--- SHORT TASK ---
In the listing below, locate the lines that hold the string "القدم". Copy those lines.

## begin INPUT ROWS

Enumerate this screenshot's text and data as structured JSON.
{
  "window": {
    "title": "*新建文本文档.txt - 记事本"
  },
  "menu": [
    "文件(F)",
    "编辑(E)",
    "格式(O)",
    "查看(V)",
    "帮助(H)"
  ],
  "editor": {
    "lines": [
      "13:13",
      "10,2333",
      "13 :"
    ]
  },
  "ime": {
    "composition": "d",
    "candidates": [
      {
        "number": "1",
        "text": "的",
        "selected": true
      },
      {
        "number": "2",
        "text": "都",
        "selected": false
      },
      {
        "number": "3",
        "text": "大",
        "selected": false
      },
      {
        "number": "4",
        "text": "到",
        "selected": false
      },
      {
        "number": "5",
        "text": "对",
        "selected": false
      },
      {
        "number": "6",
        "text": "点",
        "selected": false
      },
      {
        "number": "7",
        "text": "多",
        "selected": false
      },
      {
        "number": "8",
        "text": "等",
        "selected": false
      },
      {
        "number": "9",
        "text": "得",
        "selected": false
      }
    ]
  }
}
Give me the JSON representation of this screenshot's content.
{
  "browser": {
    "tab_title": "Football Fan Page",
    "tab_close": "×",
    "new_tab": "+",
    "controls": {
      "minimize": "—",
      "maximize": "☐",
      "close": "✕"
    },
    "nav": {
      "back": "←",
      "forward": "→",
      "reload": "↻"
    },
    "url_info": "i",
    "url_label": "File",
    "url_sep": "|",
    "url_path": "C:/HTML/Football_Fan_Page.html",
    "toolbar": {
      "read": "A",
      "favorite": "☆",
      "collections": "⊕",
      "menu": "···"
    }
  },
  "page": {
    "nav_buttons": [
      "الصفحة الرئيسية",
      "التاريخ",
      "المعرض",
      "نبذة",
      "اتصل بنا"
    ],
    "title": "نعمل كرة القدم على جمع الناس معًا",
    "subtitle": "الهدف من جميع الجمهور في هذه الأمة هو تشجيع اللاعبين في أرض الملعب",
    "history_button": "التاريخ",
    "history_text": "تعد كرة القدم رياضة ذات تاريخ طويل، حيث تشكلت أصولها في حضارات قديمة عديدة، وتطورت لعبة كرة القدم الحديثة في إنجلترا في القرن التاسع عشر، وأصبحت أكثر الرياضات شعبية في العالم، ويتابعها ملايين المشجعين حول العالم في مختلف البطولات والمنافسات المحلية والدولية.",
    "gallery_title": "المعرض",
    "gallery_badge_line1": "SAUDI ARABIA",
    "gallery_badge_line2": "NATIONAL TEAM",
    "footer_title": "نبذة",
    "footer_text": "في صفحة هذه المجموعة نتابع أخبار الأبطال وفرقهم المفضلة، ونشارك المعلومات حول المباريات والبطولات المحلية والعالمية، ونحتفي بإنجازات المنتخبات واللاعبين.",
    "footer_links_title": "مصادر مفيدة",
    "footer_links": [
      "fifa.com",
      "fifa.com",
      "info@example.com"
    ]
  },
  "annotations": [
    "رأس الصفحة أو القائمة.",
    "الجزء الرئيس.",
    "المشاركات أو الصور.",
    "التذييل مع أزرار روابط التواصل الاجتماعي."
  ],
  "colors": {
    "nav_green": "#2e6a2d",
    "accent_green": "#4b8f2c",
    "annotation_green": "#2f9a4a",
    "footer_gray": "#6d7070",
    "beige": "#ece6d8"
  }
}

## end INPUT ROWS

--- EXERCISE RESULT ---
    "title": "نعمل كرة القدم على جمع الناس معًا",
    "history_text": "تعد كرة القدم رياضة ذات تاريخ طويل، حيث تشكلت أصولها في حضارات قديمة عديدة، وتطورت لعبة كرة القدم الحديثة في إنجلترا في القرن التاسع عشر، وأصبحت أكثر الرياضات شعبية في العالم، ويتابعها ملايين المشجعين حول العالم في مختلف البطولات والمنافسات المحلية والدولية.",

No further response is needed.